- _Provided data_:
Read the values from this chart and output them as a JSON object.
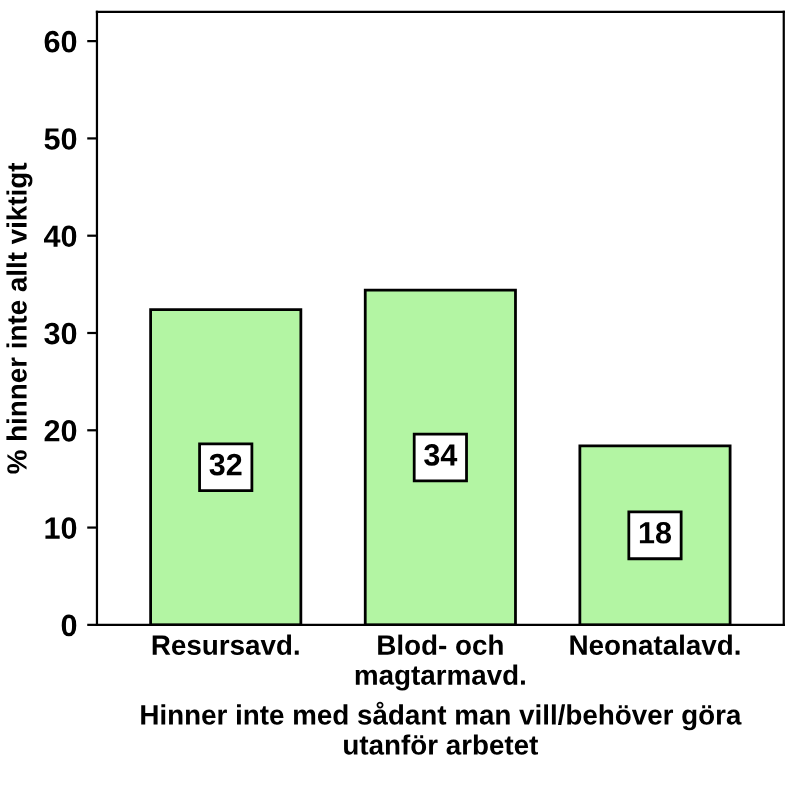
{
  "chart_data": {
    "type": "bar",
    "xlabel": "Hinner inte med sådant man vill/behöver göra\nutanför arbetet",
    "ylabel": "% hinner inte allt viktigt",
    "categories": [
      "Resursavd.",
      "Blod- och\nmagtarmavd.",
      "Neonatalavd."
    ],
    "values": [
      32.4,
      34.4,
      18.4
    ],
    "value_labels": [
      "32",
      "34",
      "18"
    ],
    "color": "#b3f5a3",
    "ylim": [
      0,
      63
    ],
    "yticks": [
      0,
      10,
      20,
      30,
      40,
      50,
      60
    ],
    "grid": false,
    "legend": false
  }
}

- _What to work on_:
Report only how many lines in the records contain the word "inte".

- _Written answer_:
2